Search the entries below. Return every line that has "sobre" in it.

-- Start Data for this exercise --

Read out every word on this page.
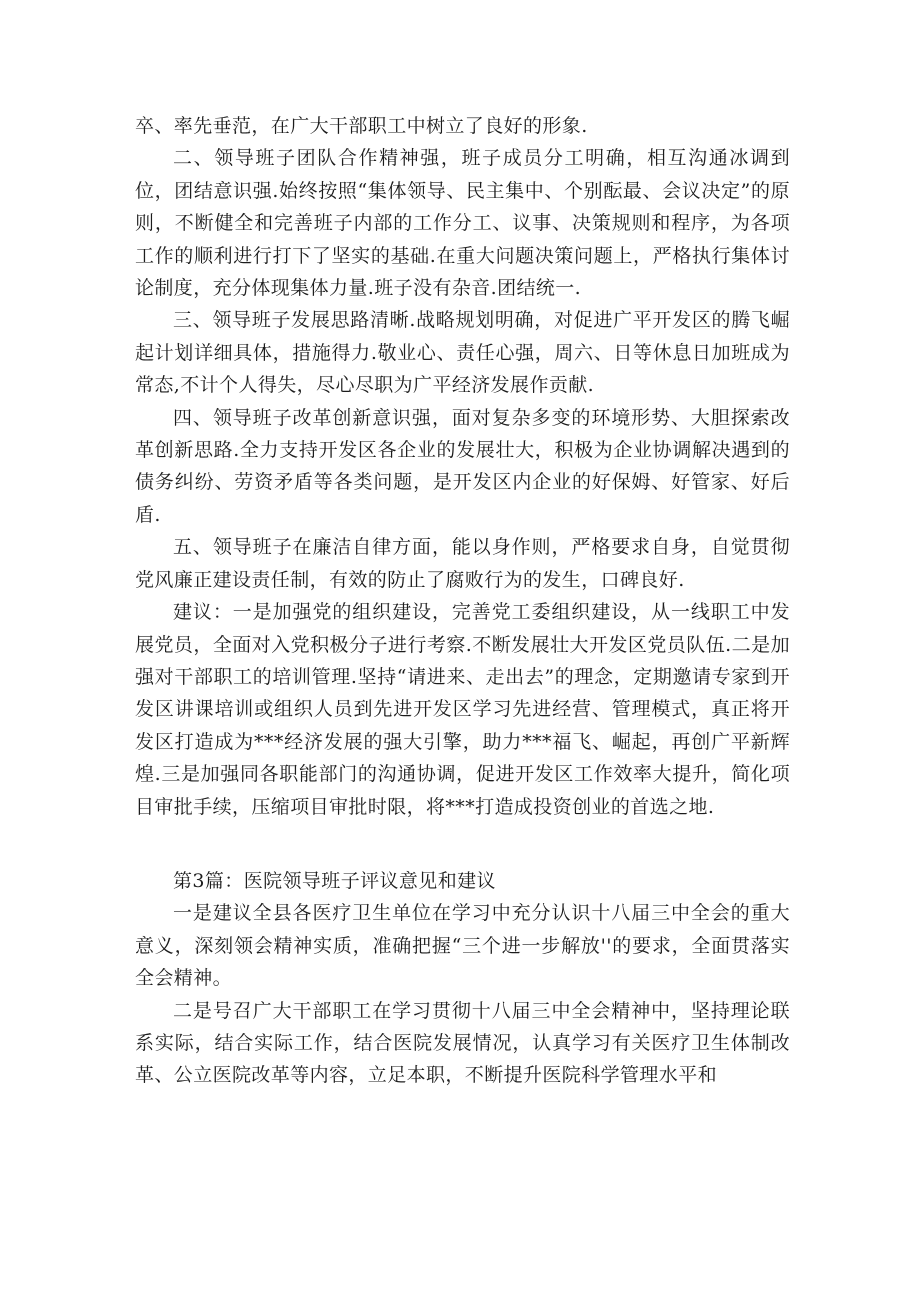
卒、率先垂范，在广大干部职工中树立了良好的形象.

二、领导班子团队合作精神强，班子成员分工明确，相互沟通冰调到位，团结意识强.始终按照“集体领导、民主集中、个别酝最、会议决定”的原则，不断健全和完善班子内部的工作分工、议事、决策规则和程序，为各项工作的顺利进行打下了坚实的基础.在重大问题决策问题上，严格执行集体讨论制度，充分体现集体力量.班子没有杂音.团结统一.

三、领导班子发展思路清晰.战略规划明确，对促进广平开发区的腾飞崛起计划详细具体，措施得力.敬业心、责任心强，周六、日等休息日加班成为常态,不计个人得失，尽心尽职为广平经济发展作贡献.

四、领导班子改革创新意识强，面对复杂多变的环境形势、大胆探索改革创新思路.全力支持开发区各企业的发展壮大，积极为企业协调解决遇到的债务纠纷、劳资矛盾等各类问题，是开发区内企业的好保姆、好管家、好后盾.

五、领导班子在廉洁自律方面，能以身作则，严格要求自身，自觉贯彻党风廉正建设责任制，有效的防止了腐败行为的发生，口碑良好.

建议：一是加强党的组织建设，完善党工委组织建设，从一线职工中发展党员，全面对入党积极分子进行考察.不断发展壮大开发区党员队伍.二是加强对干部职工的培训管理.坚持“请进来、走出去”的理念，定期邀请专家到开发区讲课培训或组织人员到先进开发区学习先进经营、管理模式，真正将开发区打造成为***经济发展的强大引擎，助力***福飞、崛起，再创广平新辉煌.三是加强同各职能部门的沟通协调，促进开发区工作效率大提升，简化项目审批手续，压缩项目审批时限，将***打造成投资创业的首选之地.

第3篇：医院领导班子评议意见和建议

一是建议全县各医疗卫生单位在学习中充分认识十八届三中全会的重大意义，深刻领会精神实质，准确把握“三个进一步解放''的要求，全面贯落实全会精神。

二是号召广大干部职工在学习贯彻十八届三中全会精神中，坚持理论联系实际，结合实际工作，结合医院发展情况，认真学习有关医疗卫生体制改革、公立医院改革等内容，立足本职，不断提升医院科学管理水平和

-- End Data for this exercise --
-- Start Data for this exercise --

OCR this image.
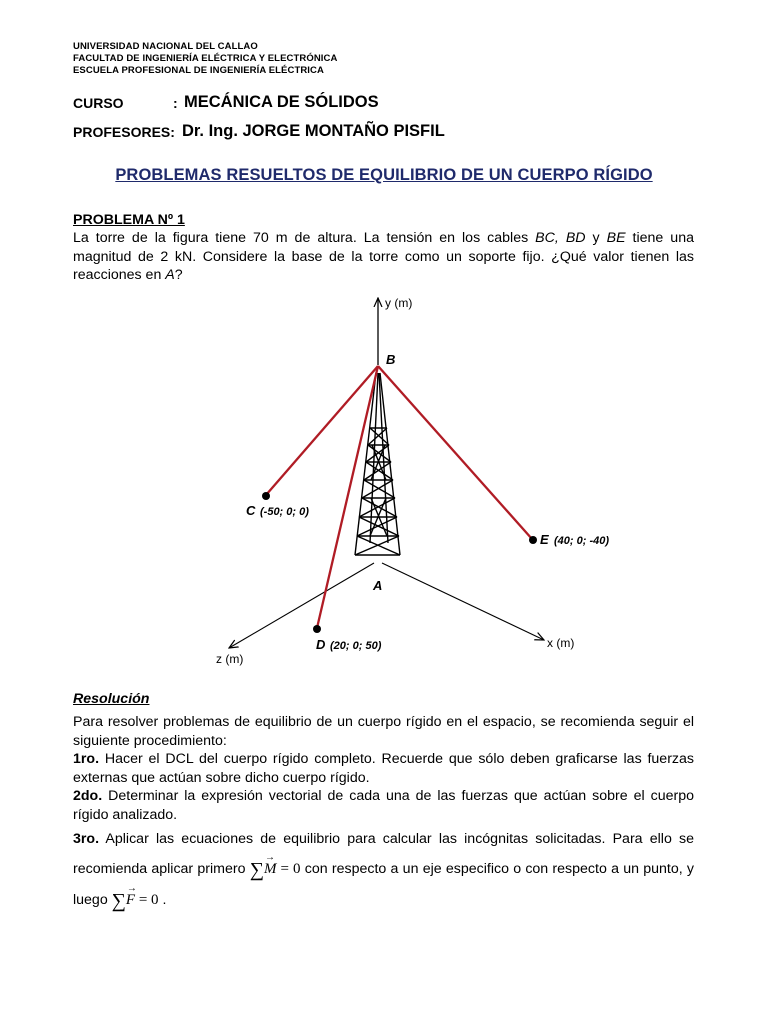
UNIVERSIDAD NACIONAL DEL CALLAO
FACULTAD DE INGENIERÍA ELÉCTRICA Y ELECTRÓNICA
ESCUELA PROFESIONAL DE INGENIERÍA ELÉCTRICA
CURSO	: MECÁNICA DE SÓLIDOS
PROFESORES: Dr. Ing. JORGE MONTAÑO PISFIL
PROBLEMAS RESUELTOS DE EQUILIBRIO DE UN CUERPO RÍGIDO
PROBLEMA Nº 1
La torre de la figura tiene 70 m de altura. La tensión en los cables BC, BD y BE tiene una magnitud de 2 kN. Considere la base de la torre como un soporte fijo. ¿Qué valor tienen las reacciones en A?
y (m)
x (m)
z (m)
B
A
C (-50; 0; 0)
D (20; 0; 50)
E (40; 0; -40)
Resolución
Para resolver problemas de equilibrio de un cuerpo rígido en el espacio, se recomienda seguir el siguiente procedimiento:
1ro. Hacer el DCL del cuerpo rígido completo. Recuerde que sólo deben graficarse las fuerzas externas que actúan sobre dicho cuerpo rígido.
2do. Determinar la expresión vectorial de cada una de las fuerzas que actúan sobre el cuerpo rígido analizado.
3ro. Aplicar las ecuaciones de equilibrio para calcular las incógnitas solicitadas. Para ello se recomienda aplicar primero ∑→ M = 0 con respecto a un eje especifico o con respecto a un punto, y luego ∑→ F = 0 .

-- End Data for this exercise --

Solved exercise ->
1ro. Hacer el DCL del cuerpo rígido completo. Recuerde que sólo deben graficarse las fuerzas externas que actúan sobre dicho cuerpo rígido.
2do. Determinar la expresión vectorial de cada una de las fuerzas que actúan sobre el cuerpo rígido analizado.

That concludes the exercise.